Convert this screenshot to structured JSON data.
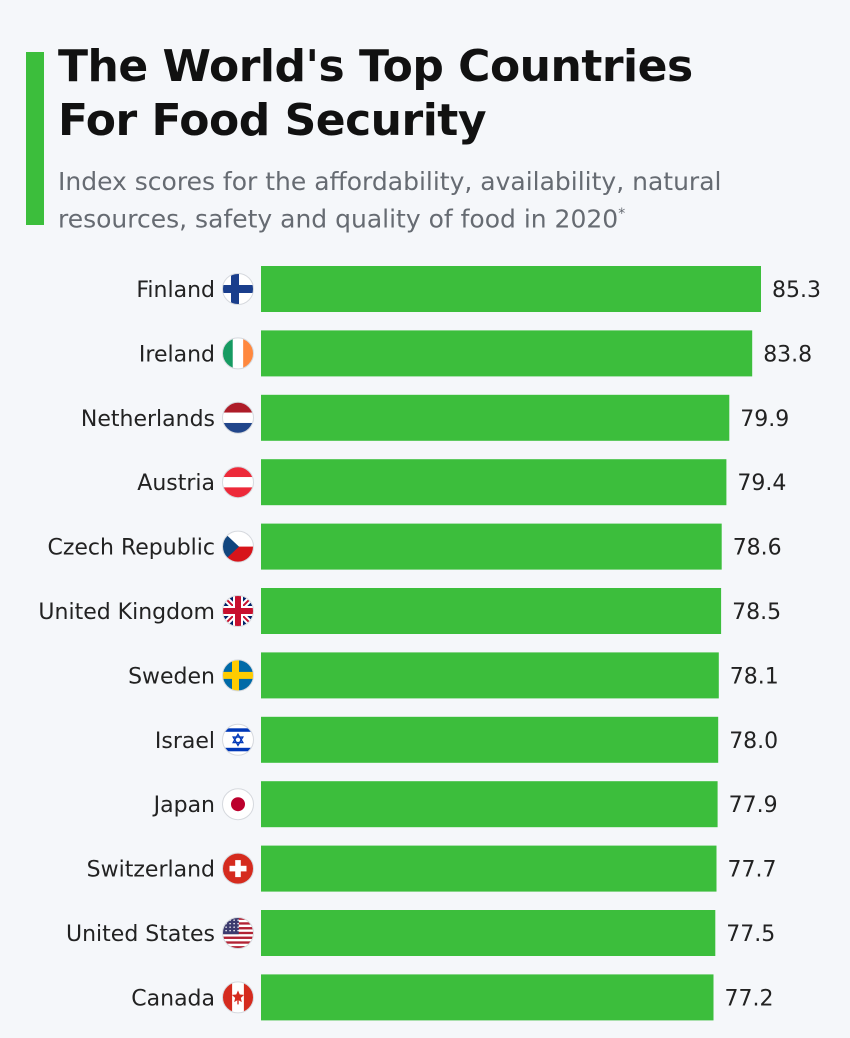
{
  "header": {
    "title_line1": "The World's Top Countries",
    "title_line2": "For Food Security",
    "subtitle_line1": "Index scores for the affordability, availability, natural",
    "subtitle_line2": "resources, safety and quality of food in 2020",
    "subtitle_mark": "*"
  },
  "colors": {
    "accent": "#3cbe3c",
    "bar": "#3cbe3c",
    "background": "#f5f7fa"
  },
  "chart_data": {
    "type": "bar",
    "orientation": "horizontal",
    "title": "The World's Top Countries For Food Security",
    "subtitle": "Index scores for the affordability, availability, natural resources, safety and quality of food in 2020*",
    "categories": [
      "Finland",
      "Ireland",
      "Netherlands",
      "Austria",
      "Czech Republic",
      "United Kingdom",
      "Sweden",
      "Israel",
      "Japan",
      "Switzerland",
      "United States",
      "Canada"
    ],
    "values": [
      85.3,
      83.8,
      79.9,
      79.4,
      78.6,
      78.5,
      78.1,
      78.0,
      77.9,
      77.7,
      77.5,
      77.2
    ],
    "value_labels": [
      "85.3",
      "83.8",
      "79.9",
      "79.4",
      "78.6",
      "78.5",
      "78.1",
      "78.0",
      "77.9",
      "77.7",
      "77.5",
      "77.2"
    ],
    "flags": [
      "finland-flag-icon",
      "ireland-flag-icon",
      "netherlands-flag-icon",
      "austria-flag-icon",
      "czech-republic-flag-icon",
      "united-kingdom-flag-icon",
      "sweden-flag-icon",
      "israel-flag-icon",
      "japan-flag-icon",
      "switzerland-flag-icon",
      "united-states-flag-icon",
      "canada-flag-icon"
    ],
    "xlim": [
      0,
      85.3
    ],
    "xlabel": "",
    "ylabel": "",
    "grid": false,
    "legend": "none"
  }
}
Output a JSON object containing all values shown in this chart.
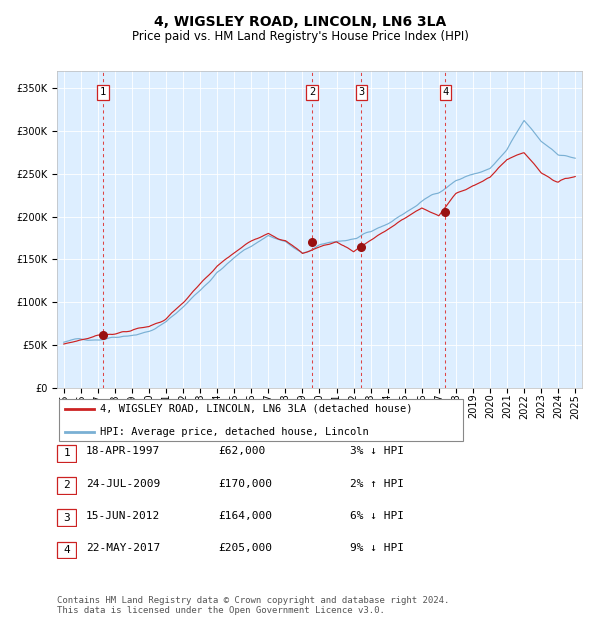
{
  "title": "4, WIGSLEY ROAD, LINCOLN, LN6 3LA",
  "subtitle": "Price paid vs. HM Land Registry's House Price Index (HPI)",
  "background_color": "#ffffff",
  "plot_bg_color": "#ddeeff",
  "hpi_color": "#7ab0d4",
  "price_color": "#cc2222",
  "marker_color": "#991111",
  "dashed_line_color": "#dd4444",
  "ylim": [
    0,
    370000
  ],
  "yticks": [
    0,
    50000,
    100000,
    150000,
    200000,
    250000,
    300000,
    350000
  ],
  "ytick_labels": [
    "£0",
    "£50K",
    "£100K",
    "£150K",
    "£200K",
    "£250K",
    "£300K",
    "£350K"
  ],
  "x_start_year": 1995,
  "x_end_year": 2025,
  "sale_dates": [
    "1997-04-18",
    "2009-07-24",
    "2012-06-15",
    "2017-05-22"
  ],
  "sale_prices": [
    62000,
    170000,
    164000,
    205000
  ],
  "sale_labels": [
    "1",
    "2",
    "3",
    "4"
  ],
  "legend_label_red": "4, WIGSLEY ROAD, LINCOLN, LN6 3LA (detached house)",
  "legend_label_blue": "HPI: Average price, detached house, Lincoln",
  "table_rows": [
    [
      "1",
      "18-APR-1997",
      "£62,000",
      "3% ↓ HPI"
    ],
    [
      "2",
      "24-JUL-2009",
      "£170,000",
      "2% ↑ HPI"
    ],
    [
      "3",
      "15-JUN-2012",
      "£164,000",
      "6% ↓ HPI"
    ],
    [
      "4",
      "22-MAY-2017",
      "£205,000",
      "9% ↓ HPI"
    ]
  ],
  "footer_text": "Contains HM Land Registry data © Crown copyright and database right 2024.\nThis data is licensed under the Open Government Licence v3.0.",
  "title_fontsize": 10,
  "subtitle_fontsize": 8.5,
  "tick_fontsize": 7,
  "legend_fontsize": 7.5,
  "table_fontsize": 8,
  "footer_fontsize": 6.5,
  "hpi_key_years": [
    1995,
    1997,
    1998,
    2000,
    2001,
    2002,
    2003,
    2004,
    2005,
    2006,
    2007,
    2008,
    2009,
    2010,
    2011,
    2012,
    2013,
    2014,
    2015,
    2016,
    2017,
    2018,
    2019,
    2020,
    2021,
    2022,
    2023,
    2024,
    2025
  ],
  "hpi_key_vals": [
    53000,
    58000,
    63000,
    72000,
    82000,
    100000,
    120000,
    142000,
    158000,
    172000,
    185000,
    178000,
    162000,
    170000,
    175000,
    178000,
    182000,
    192000,
    205000,
    218000,
    230000,
    245000,
    252000,
    258000,
    278000,
    310000,
    285000,
    272000,
    268000
  ],
  "price_key_years": [
    1995,
    1997,
    1998,
    2000,
    2001,
    2002,
    2003,
    2004,
    2005,
    2006,
    2007,
    2008,
    2009,
    2010,
    2011,
    2012,
    2013,
    2014,
    2015,
    2016,
    2017,
    2018,
    2019,
    2020,
    2021,
    2022,
    2023,
    2024,
    2025
  ],
  "price_key_vals": [
    51000,
    62000,
    66000,
    74000,
    84000,
    102000,
    122000,
    142000,
    157000,
    170000,
    183000,
    176000,
    160000,
    168000,
    174000,
    164000,
    178000,
    190000,
    202000,
    215000,
    205000,
    230000,
    242000,
    250000,
    272000,
    280000,
    258000,
    248000,
    255000
  ]
}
__________________________________________________
• _Exercise details_: Repeat the records above exactly, leaving out the pictures.

• _Exercise solution_:
Convert this screenshot to structured JSON data.
{
  "header": {
    "title_line1": "The World's Top Countries",
    "title_line2": "For Food Security",
    "subtitle_line1": "Index scores for the affordability, availability, natural",
    "subtitle_line2": "resources, safety and quality of food in 2020",
    "subtitle_mark": "*"
  },
  "colors": {
    "accent": "#3cbe3c",
    "bar": "#3cbe3c",
    "background": "#f5f7fa"
  },
  "chart_data": {
    "type": "bar",
    "orientation": "horizontal",
    "title": "The World's Top Countries For Food Security",
    "subtitle": "Index scores for the affordability, availability, natural resources, safety and quality of food in 2020*",
    "categories": [
      "Finland",
      "Ireland",
      "Netherlands",
      "Austria",
      "Czech Republic",
      "United Kingdom",
      "Sweden",
      "Israel",
      "Japan",
      "Switzerland",
      "United States",
      "Canada"
    ],
    "values": [
      85.3,
      83.8,
      79.9,
      79.4,
      78.6,
      78.5,
      78.1,
      78.0,
      77.9,
      77.7,
      77.5,
      77.2
    ],
    "value_labels": [
      "85.3",
      "83.8",
      "79.9",
      "79.4",
      "78.6",
      "78.5",
      "78.1",
      "78.0",
      "77.9",
      "77.7",
      "77.5",
      "77.2"
    ],
    "flags": [
      "finland-flag-icon",
      "ireland-flag-icon",
      "netherlands-flag-icon",
      "austria-flag-icon",
      "czech-republic-flag-icon",
      "united-kingdom-flag-icon",
      "sweden-flag-icon",
      "israel-flag-icon",
      "japan-flag-icon",
      "switzerland-flag-icon",
      "united-states-flag-icon",
      "canada-flag-icon"
    ],
    "xlim": [
      0,
      85.3
    ],
    "xlabel": "",
    "ylabel": "",
    "grid": false,
    "legend": "none"
  }
}
Output a JSON object containing all values shown in this chart.
{
  "title": "4, WIGSLEY ROAD, LINCOLN, LN6 3LA",
  "subtitle": "Price paid vs. HM Land Registry's House Price Index (HPI)",
  "background_color": "#ffffff",
  "plot_bg_color": "#ddeeff",
  "hpi_color": "#7ab0d4",
  "price_color": "#cc2222",
  "marker_color": "#991111",
  "dashed_line_color": "#dd4444",
  "ylim": [
    0,
    370000
  ],
  "yticks": [
    0,
    50000,
    100000,
    150000,
    200000,
    250000,
    300000,
    350000
  ],
  "ytick_labels": [
    "£0",
    "£50K",
    "£100K",
    "£150K",
    "£200K",
    "£250K",
    "£300K",
    "£350K"
  ],
  "x_start_year": 1995,
  "x_end_year": 2025,
  "sale_dates": [
    "1997-04-18",
    "2009-07-24",
    "2012-06-15",
    "2017-05-22"
  ],
  "sale_prices": [
    62000,
    170000,
    164000,
    205000
  ],
  "sale_labels": [
    "1",
    "2",
    "3",
    "4"
  ],
  "legend_label_red": "4, WIGSLEY ROAD, LINCOLN, LN6 3LA (detached house)",
  "legend_label_blue": "HPI: Average price, detached house, Lincoln",
  "table_rows": [
    [
      "1",
      "18-APR-1997",
      "£62,000",
      "3% ↓ HPI"
    ],
    [
      "2",
      "24-JUL-2009",
      "£170,000",
      "2% ↑ HPI"
    ],
    [
      "3",
      "15-JUN-2012",
      "£164,000",
      "6% ↓ HPI"
    ],
    [
      "4",
      "22-MAY-2017",
      "£205,000",
      "9% ↓ HPI"
    ]
  ],
  "footer_text": "Contains HM Land Registry data © Crown copyright and database right 2024.\nThis data is licensed under the Open Government Licence v3.0.",
  "title_fontsize": 10,
  "subtitle_fontsize": 8.5,
  "tick_fontsize": 7,
  "legend_fontsize": 7.5,
  "table_fontsize": 8,
  "footer_fontsize": 6.5,
  "hpi_key_years": [
    1995,
    1997,
    1998,
    2000,
    2001,
    2002,
    2003,
    2004,
    2005,
    2006,
    2007,
    2008,
    2009,
    2010,
    2011,
    2012,
    2013,
    2014,
    2015,
    2016,
    2017,
    2018,
    2019,
    2020,
    2021,
    2022,
    2023,
    2024,
    2025
  ],
  "hpi_key_vals": [
    53000,
    58000,
    63000,
    72000,
    82000,
    100000,
    120000,
    142000,
    158000,
    172000,
    185000,
    178000,
    162000,
    170000,
    175000,
    178000,
    182000,
    192000,
    205000,
    218000,
    230000,
    245000,
    252000,
    258000,
    278000,
    310000,
    285000,
    272000,
    268000
  ],
  "price_key_years": [
    1995,
    1997,
    1998,
    2000,
    2001,
    2002,
    2003,
    2004,
    2005,
    2006,
    2007,
    2008,
    2009,
    2010,
    2011,
    2012,
    2013,
    2014,
    2015,
    2016,
    2017,
    2018,
    2019,
    2020,
    2021,
    2022,
    2023,
    2024,
    2025
  ],
  "price_key_vals": [
    51000,
    62000,
    66000,
    74000,
    84000,
    102000,
    122000,
    142000,
    157000,
    170000,
    183000,
    176000,
    160000,
    168000,
    174000,
    164000,
    178000,
    190000,
    202000,
    215000,
    205000,
    230000,
    242000,
    250000,
    272000,
    280000,
    258000,
    248000,
    255000
  ]
}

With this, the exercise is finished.